## WORK INSTRUCTIONS
Copy each line containing the word "dental" from the records that follow, please.

## RECORDS TO PROCESS
════
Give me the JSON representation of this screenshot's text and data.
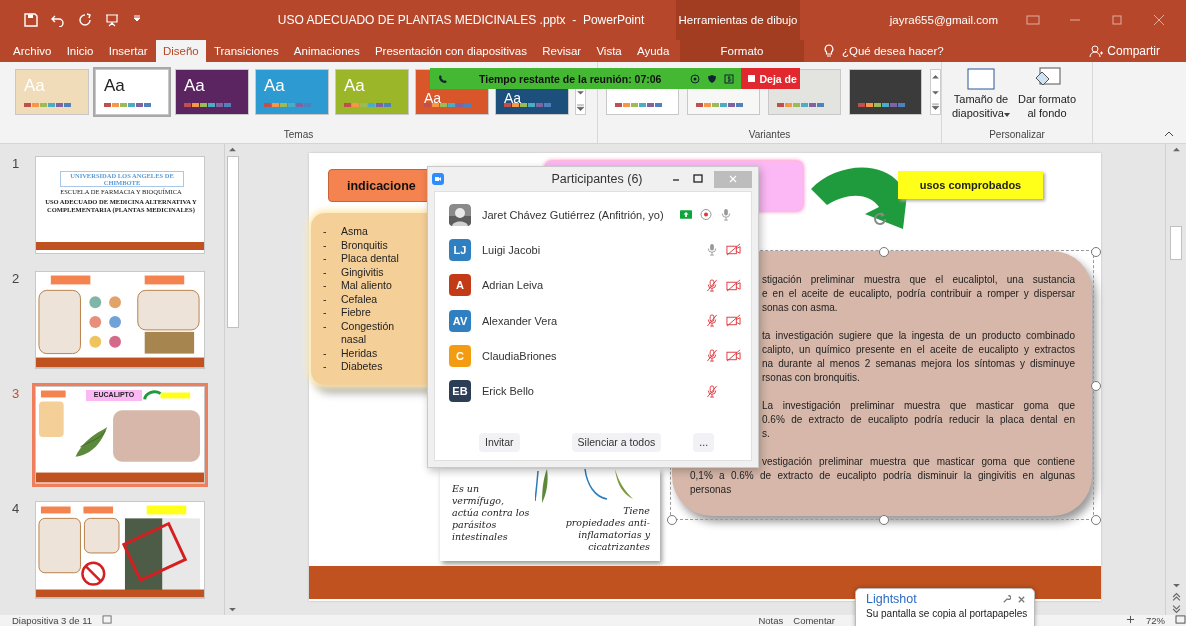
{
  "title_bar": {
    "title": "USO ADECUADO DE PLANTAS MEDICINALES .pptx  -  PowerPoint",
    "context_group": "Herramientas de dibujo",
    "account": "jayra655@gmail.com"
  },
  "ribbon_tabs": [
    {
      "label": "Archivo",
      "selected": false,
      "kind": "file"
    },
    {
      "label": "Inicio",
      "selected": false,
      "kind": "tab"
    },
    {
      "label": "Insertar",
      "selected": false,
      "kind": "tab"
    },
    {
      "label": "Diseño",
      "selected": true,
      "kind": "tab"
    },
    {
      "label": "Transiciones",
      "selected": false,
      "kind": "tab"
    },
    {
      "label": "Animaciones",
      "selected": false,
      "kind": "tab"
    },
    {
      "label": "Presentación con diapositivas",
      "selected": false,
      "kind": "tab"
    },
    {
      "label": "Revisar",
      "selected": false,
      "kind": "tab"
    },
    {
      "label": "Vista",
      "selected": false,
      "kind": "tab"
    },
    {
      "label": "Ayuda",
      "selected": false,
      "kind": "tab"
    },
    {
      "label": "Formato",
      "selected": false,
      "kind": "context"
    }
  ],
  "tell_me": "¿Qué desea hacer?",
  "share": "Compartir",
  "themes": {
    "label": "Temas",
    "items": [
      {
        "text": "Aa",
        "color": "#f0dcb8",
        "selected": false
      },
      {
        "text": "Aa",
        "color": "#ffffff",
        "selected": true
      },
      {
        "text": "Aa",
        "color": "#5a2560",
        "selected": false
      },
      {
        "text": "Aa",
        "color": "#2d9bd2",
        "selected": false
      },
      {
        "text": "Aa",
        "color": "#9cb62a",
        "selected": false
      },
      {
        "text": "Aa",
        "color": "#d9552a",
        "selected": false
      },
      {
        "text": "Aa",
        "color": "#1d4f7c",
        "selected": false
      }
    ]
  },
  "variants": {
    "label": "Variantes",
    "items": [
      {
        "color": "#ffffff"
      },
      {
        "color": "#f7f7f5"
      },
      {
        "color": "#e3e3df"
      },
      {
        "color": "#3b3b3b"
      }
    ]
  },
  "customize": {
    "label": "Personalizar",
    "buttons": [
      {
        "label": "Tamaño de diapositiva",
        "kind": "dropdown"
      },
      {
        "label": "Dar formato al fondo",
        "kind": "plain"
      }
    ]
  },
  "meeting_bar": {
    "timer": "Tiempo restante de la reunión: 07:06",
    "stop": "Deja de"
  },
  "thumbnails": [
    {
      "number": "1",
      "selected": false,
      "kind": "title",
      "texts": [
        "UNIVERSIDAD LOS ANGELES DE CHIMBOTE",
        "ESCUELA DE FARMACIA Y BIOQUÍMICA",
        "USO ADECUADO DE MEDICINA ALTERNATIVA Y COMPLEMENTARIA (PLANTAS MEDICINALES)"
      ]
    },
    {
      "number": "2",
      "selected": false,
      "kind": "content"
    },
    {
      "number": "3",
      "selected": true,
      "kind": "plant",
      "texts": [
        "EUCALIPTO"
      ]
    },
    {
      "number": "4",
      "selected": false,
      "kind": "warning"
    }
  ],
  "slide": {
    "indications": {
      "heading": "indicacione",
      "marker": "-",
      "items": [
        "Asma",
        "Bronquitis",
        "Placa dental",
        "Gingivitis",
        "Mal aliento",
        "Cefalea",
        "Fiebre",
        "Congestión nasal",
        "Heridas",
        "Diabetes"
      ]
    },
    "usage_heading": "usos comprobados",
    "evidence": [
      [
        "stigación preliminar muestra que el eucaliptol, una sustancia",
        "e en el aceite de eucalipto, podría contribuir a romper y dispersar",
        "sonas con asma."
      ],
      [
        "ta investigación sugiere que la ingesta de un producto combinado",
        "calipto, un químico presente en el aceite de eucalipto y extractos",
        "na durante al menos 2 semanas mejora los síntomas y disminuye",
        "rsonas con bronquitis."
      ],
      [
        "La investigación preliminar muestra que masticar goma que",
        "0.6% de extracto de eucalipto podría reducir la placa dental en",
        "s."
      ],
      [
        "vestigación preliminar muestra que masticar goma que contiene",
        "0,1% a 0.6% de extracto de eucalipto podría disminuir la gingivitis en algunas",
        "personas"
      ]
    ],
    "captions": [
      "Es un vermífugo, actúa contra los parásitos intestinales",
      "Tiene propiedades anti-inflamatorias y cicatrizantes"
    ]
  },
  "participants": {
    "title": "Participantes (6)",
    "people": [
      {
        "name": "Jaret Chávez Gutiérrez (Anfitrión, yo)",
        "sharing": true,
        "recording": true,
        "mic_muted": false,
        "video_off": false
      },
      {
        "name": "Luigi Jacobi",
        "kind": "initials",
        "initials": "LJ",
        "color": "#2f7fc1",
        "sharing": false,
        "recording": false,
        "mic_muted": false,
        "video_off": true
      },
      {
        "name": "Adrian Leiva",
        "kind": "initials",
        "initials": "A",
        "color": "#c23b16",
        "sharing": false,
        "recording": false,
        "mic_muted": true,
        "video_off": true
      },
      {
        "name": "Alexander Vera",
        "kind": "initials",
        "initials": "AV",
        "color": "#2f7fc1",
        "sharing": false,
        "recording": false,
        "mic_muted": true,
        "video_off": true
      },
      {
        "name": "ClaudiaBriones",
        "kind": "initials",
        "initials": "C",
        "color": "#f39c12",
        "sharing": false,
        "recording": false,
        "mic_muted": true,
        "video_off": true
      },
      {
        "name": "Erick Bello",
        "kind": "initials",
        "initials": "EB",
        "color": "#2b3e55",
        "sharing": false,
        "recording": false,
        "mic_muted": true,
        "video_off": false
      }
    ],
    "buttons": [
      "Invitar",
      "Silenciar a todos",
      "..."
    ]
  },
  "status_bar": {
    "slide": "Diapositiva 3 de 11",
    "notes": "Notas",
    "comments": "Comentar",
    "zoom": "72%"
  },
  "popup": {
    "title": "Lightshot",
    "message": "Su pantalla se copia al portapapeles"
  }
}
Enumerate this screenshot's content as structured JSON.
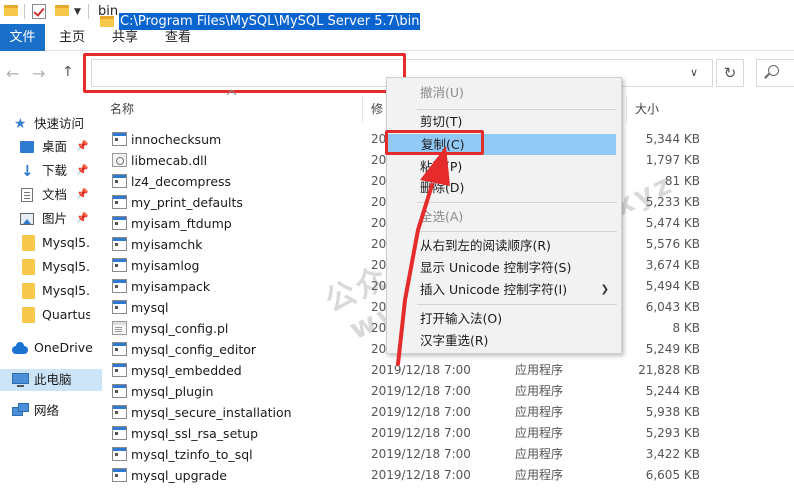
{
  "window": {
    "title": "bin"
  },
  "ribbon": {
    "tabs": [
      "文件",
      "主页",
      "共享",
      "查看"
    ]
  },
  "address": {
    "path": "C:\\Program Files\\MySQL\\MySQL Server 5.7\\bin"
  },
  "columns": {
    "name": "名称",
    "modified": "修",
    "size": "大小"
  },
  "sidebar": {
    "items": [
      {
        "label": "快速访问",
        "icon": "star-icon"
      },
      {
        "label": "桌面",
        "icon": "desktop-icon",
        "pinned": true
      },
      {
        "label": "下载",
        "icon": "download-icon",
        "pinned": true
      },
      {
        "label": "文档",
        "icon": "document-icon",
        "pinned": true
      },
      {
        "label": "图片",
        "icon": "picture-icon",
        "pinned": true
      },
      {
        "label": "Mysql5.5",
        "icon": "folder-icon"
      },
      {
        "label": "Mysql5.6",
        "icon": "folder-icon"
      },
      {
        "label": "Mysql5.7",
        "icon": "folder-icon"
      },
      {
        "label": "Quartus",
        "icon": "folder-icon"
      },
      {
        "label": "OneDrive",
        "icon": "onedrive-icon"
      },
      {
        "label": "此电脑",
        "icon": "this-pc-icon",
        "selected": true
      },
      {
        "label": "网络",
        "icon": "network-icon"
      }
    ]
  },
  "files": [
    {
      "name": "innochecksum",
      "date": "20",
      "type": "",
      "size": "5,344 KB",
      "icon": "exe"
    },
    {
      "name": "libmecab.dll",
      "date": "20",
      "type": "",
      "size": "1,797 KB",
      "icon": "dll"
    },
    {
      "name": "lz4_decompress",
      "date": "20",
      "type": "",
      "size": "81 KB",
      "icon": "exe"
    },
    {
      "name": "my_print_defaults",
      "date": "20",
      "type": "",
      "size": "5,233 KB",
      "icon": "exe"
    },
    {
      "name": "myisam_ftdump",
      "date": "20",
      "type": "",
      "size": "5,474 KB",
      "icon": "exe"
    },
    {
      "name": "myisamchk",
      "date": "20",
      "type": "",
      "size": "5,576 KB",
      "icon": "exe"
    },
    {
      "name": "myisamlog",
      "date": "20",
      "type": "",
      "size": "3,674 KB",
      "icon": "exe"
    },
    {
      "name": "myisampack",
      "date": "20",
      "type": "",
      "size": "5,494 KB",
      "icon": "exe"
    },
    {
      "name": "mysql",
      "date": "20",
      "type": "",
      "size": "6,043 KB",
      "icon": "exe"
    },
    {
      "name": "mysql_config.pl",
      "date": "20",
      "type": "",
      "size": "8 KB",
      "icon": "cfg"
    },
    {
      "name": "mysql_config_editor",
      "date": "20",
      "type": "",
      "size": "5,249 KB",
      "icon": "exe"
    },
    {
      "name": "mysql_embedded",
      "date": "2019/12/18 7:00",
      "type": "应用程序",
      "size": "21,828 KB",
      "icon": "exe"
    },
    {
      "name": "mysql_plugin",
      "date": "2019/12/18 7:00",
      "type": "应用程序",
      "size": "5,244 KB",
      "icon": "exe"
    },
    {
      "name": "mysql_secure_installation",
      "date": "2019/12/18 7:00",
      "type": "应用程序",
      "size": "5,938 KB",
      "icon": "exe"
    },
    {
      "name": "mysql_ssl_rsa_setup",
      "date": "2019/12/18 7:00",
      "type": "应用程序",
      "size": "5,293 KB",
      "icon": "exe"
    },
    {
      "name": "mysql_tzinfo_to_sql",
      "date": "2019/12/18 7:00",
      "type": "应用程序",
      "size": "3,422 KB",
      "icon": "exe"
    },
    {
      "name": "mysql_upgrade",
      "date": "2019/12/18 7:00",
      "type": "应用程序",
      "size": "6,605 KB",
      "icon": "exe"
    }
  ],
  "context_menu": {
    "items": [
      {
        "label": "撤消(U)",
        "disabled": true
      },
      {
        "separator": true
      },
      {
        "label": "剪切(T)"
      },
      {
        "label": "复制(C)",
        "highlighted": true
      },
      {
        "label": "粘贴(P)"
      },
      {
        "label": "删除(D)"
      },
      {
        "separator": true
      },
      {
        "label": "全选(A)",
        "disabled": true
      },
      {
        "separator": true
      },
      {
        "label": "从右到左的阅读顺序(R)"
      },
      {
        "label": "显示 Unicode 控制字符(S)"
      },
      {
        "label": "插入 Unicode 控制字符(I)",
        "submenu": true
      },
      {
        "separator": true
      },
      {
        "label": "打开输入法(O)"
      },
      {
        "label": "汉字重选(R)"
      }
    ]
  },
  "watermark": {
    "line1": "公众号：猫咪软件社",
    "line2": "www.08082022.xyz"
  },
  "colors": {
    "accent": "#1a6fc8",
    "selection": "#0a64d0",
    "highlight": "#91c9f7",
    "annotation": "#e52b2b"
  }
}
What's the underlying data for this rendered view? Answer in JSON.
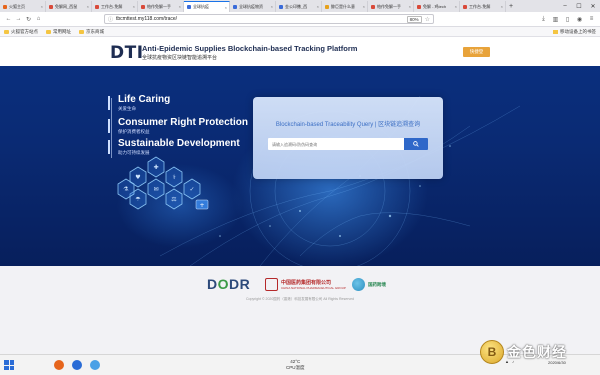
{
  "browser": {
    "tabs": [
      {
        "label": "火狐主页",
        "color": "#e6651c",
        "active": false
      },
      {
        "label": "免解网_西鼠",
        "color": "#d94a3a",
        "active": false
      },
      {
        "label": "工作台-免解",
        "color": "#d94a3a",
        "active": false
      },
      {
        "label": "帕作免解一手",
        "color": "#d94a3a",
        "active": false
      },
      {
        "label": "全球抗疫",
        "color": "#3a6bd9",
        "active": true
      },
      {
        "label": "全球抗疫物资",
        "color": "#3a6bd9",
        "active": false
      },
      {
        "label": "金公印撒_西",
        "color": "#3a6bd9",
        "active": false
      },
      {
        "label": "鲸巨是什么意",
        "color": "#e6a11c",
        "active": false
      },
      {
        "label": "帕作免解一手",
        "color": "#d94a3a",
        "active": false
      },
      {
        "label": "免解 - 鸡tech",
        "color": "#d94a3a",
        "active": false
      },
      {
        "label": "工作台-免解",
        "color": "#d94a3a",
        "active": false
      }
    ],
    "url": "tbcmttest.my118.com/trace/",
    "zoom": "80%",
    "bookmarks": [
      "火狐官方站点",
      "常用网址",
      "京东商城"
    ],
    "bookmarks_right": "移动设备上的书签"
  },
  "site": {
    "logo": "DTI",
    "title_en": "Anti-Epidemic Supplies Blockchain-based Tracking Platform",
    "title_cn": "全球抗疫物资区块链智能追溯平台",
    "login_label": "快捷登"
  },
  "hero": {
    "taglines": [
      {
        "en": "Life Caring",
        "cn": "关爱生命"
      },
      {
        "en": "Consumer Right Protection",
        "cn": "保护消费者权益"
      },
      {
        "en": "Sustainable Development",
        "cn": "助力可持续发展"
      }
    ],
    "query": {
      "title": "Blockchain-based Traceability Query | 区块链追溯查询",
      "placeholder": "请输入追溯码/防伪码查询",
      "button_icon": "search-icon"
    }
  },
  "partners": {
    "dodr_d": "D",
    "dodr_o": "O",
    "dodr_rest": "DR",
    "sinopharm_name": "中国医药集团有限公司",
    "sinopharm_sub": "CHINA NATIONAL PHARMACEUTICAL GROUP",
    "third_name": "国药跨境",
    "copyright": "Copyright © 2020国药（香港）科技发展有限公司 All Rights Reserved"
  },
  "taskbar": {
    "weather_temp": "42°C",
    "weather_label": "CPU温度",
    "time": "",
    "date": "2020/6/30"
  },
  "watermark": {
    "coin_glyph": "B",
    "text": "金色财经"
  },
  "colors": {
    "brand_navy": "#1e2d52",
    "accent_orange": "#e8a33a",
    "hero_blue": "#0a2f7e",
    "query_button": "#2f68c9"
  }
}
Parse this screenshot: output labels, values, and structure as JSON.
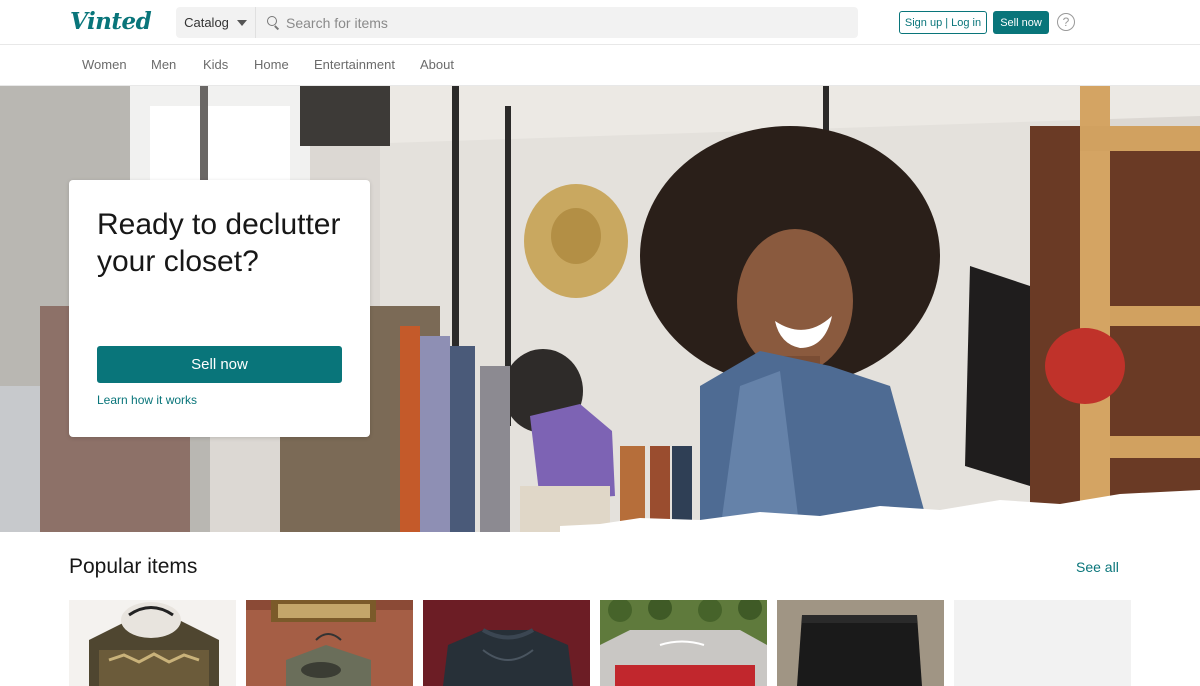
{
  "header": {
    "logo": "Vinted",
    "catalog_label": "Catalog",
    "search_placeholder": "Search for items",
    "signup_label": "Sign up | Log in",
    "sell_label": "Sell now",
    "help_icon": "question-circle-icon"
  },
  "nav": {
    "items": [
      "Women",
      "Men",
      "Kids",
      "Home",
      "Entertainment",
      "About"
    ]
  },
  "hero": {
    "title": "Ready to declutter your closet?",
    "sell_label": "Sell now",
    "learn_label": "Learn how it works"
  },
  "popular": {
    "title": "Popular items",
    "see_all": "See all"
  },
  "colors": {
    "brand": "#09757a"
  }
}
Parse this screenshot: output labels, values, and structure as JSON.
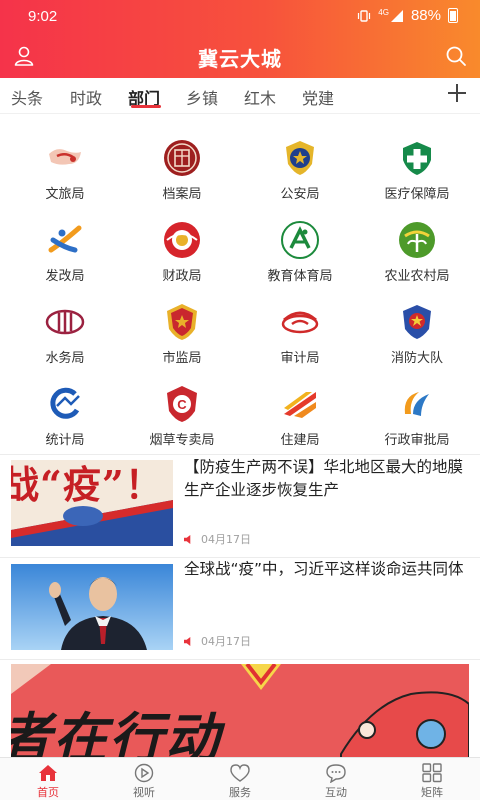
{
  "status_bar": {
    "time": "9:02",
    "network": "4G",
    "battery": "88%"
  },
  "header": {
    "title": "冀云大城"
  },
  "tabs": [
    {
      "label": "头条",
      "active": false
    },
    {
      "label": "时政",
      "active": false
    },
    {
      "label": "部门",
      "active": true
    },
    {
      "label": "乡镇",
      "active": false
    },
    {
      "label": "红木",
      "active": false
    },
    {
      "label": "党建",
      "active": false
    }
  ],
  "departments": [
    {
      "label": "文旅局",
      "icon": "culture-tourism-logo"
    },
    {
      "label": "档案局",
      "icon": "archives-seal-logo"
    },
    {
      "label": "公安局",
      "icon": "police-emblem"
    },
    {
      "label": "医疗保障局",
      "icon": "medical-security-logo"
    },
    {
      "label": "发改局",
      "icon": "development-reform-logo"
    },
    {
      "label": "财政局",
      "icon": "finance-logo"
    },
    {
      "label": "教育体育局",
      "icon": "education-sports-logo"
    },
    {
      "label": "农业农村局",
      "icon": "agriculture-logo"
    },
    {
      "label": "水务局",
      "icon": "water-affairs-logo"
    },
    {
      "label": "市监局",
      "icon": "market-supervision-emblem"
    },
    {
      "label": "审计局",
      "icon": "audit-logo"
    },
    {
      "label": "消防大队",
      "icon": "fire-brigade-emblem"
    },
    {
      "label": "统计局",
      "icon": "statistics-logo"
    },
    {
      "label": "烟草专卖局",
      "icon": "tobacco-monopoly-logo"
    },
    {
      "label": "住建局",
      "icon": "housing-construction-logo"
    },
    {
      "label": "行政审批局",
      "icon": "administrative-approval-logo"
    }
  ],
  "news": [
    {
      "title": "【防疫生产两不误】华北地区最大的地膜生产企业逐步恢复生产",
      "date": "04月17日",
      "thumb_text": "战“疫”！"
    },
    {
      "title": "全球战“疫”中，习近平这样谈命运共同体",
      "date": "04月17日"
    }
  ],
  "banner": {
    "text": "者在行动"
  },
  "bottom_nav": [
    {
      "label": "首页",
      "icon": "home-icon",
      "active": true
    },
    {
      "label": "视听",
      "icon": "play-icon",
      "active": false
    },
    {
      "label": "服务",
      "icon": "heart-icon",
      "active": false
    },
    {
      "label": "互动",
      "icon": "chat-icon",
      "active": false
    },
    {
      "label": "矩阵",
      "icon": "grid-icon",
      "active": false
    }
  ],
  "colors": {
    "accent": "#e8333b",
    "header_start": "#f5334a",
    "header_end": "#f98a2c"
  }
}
════
## CORRECT OUTPUT
        "Placa dental",
        "0.6% de extracto de eucalipto podría reducir la placa dental en",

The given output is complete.